### What is expected
All of the data must be printed exactly; please include every line.

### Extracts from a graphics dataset
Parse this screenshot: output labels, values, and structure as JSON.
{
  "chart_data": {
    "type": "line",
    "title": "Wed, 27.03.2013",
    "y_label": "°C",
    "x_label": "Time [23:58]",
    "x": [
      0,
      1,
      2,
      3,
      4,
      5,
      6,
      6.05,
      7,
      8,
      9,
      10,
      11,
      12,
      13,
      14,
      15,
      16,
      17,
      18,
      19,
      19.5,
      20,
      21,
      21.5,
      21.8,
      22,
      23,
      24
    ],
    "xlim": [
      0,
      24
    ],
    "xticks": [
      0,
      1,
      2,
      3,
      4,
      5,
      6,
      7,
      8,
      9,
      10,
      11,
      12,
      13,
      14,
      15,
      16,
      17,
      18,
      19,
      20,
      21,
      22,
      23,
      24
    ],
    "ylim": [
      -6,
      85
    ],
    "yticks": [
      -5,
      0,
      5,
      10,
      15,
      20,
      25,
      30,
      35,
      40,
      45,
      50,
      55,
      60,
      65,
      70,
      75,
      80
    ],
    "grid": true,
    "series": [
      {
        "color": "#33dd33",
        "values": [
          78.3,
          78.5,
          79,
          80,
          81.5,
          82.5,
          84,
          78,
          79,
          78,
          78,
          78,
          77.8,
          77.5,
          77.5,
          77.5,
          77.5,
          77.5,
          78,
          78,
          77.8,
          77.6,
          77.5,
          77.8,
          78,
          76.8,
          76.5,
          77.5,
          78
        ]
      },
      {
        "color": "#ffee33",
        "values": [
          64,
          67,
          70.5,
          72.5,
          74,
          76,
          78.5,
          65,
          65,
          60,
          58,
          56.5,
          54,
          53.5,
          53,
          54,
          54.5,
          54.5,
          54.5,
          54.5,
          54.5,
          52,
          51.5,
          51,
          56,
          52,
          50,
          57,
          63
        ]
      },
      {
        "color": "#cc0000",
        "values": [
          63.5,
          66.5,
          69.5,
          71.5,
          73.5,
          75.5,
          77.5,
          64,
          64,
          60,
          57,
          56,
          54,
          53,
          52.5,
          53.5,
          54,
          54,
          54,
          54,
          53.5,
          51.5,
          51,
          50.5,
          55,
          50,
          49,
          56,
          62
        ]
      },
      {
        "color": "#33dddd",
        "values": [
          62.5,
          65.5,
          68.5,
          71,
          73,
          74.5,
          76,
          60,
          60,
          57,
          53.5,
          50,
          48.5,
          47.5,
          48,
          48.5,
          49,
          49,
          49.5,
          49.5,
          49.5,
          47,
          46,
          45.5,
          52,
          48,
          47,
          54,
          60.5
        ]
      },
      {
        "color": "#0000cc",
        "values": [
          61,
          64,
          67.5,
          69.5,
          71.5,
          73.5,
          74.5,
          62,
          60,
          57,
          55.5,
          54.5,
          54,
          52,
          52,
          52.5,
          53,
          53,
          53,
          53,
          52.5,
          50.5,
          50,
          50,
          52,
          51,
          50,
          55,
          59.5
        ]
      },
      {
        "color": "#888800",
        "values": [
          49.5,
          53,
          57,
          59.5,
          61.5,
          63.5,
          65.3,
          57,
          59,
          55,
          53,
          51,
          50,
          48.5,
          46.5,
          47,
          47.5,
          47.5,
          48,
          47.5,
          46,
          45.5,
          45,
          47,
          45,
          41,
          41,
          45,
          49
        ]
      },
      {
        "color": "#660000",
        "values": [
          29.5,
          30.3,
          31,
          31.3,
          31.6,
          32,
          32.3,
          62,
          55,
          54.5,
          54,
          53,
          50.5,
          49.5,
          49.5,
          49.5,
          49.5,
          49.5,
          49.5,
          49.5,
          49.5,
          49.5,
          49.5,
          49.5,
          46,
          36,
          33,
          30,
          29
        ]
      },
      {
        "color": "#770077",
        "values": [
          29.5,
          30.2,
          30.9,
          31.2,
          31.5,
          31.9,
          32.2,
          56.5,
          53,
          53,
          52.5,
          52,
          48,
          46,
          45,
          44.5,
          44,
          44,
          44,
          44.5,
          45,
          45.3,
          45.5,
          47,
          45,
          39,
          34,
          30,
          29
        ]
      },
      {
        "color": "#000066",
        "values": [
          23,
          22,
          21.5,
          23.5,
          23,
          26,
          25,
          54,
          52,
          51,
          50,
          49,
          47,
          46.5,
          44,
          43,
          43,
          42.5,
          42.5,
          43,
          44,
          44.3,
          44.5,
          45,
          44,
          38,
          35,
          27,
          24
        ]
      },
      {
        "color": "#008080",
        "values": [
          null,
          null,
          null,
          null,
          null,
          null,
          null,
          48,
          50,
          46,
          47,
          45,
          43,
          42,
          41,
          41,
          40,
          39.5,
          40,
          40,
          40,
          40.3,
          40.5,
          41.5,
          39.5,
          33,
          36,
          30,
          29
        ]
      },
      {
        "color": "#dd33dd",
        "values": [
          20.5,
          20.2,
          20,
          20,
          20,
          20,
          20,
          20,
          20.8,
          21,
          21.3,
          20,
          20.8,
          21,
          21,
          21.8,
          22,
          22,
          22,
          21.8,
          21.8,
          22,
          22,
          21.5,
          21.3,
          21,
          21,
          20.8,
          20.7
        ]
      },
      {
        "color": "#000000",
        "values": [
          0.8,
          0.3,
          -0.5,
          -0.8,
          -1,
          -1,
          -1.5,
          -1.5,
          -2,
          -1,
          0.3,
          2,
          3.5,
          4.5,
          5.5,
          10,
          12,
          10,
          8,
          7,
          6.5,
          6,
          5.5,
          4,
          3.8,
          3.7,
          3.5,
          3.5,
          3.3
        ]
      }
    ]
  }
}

### Solution
Parse this screenshot: output labels, values, and structure as JSON.
{
  "chart_data": {
    "type": "line",
    "title": "Wed, 27.03.2013",
    "y_label": "°C",
    "x_label": "Time [23:58]",
    "x": [
      0,
      1,
      2,
      3,
      4,
      5,
      6,
      6.05,
      7,
      8,
      9,
      10,
      11,
      12,
      13,
      14,
      15,
      16,
      17,
      18,
      19,
      19.5,
      20,
      21,
      21.5,
      21.8,
      22,
      23,
      24
    ],
    "xlim": [
      0,
      24
    ],
    "xticks": [
      0,
      1,
      2,
      3,
      4,
      5,
      6,
      7,
      8,
      9,
      10,
      11,
      12,
      13,
      14,
      15,
      16,
      17,
      18,
      19,
      20,
      21,
      22,
      23,
      24
    ],
    "ylim": [
      -6,
      85
    ],
    "yticks": [
      -5,
      0,
      5,
      10,
      15,
      20,
      25,
      30,
      35,
      40,
      45,
      50,
      55,
      60,
      65,
      70,
      75,
      80
    ],
    "grid": true,
    "series": [
      {
        "color": "#33dd33",
        "values": [
          78.3,
          78.5,
          79,
          80,
          81.5,
          82.5,
          84,
          78,
          79,
          78,
          78,
          78,
          77.8,
          77.5,
          77.5,
          77.5,
          77.5,
          77.5,
          78,
          78,
          77.8,
          77.6,
          77.5,
          77.8,
          78,
          76.8,
          76.5,
          77.5,
          78
        ]
      },
      {
        "color": "#ffee33",
        "values": [
          64,
          67,
          70.5,
          72.5,
          74,
          76,
          78.5,
          65,
          65,
          60,
          58,
          56.5,
          54,
          53.5,
          53,
          54,
          54.5,
          54.5,
          54.5,
          54.5,
          54.5,
          52,
          51.5,
          51,
          56,
          52,
          50,
          57,
          63
        ]
      },
      {
        "color": "#cc0000",
        "values": [
          63.5,
          66.5,
          69.5,
          71.5,
          73.5,
          75.5,
          77.5,
          64,
          64,
          60,
          57,
          56,
          54,
          53,
          52.5,
          53.5,
          54,
          54,
          54,
          54,
          53.5,
          51.5,
          51,
          50.5,
          55,
          50,
          49,
          56,
          62
        ]
      },
      {
        "color": "#33dddd",
        "values": [
          62.5,
          65.5,
          68.5,
          71,
          73,
          74.5,
          76,
          60,
          60,
          57,
          53.5,
          50,
          48.5,
          47.5,
          48,
          48.5,
          49,
          49,
          49.5,
          49.5,
          49.5,
          47,
          46,
          45.5,
          52,
          48,
          47,
          54,
          60.5
        ]
      },
      {
        "color": "#0000cc",
        "values": [
          61,
          64,
          67.5,
          69.5,
          71.5,
          73.5,
          74.5,
          62,
          60,
          57,
          55.5,
          54.5,
          54,
          52,
          52,
          52.5,
          53,
          53,
          53,
          53,
          52.5,
          50.5,
          50,
          50,
          52,
          51,
          50,
          55,
          59.5
        ]
      },
      {
        "color": "#888800",
        "values": [
          49.5,
          53,
          57,
          59.5,
          61.5,
          63.5,
          65.3,
          57,
          59,
          55,
          53,
          51,
          50,
          48.5,
          46.5,
          47,
          47.5,
          47.5,
          48,
          47.5,
          46,
          45.5,
          45,
          47,
          45,
          41,
          41,
          45,
          49
        ]
      },
      {
        "color": "#660000",
        "values": [
          29.5,
          30.3,
          31,
          31.3,
          31.6,
          32,
          32.3,
          62,
          55,
          54.5,
          54,
          53,
          50.5,
          49.5,
          49.5,
          49.5,
          49.5,
          49.5,
          49.5,
          49.5,
          49.5,
          49.5,
          49.5,
          49.5,
          46,
          36,
          33,
          30,
          29
        ]
      },
      {
        "color": "#770077",
        "values": [
          29.5,
          30.2,
          30.9,
          31.2,
          31.5,
          31.9,
          32.2,
          56.5,
          53,
          53,
          52.5,
          52,
          48,
          46,
          45,
          44.5,
          44,
          44,
          44,
          44.5,
          45,
          45.3,
          45.5,
          47,
          45,
          39,
          34,
          30,
          29
        ]
      },
      {
        "color": "#000066",
        "values": [
          23,
          22,
          21.5,
          23.5,
          23,
          26,
          25,
          54,
          52,
          51,
          50,
          49,
          47,
          46.5,
          44,
          43,
          43,
          42.5,
          42.5,
          43,
          44,
          44.3,
          44.5,
          45,
          44,
          38,
          35,
          27,
          24
        ]
      },
      {
        "color": "#008080",
        "values": [
          null,
          null,
          null,
          null,
          null,
          null,
          null,
          48,
          50,
          46,
          47,
          45,
          43,
          42,
          41,
          41,
          40,
          39.5,
          40,
          40,
          40,
          40.3,
          40.5,
          41.5,
          39.5,
          33,
          36,
          30,
          29
        ]
      },
      {
        "color": "#dd33dd",
        "values": [
          20.5,
          20.2,
          20,
          20,
          20,
          20,
          20,
          20,
          20.8,
          21,
          21.3,
          20,
          20.8,
          21,
          21,
          21.8,
          22,
          22,
          22,
          21.8,
          21.8,
          22,
          22,
          21.5,
          21.3,
          21,
          21,
          20.8,
          20.7
        ]
      },
      {
        "color": "#000000",
        "values": [
          0.8,
          0.3,
          -0.5,
          -0.8,
          -1,
          -1,
          -1.5,
          -1.5,
          -2,
          -1,
          0.3,
          2,
          3.5,
          4.5,
          5.5,
          10,
          12,
          10,
          8,
          7,
          6.5,
          6,
          5.5,
          4,
          3.8,
          3.7,
          3.5,
          3.5,
          3.3
        ]
      }
    ]
  }
}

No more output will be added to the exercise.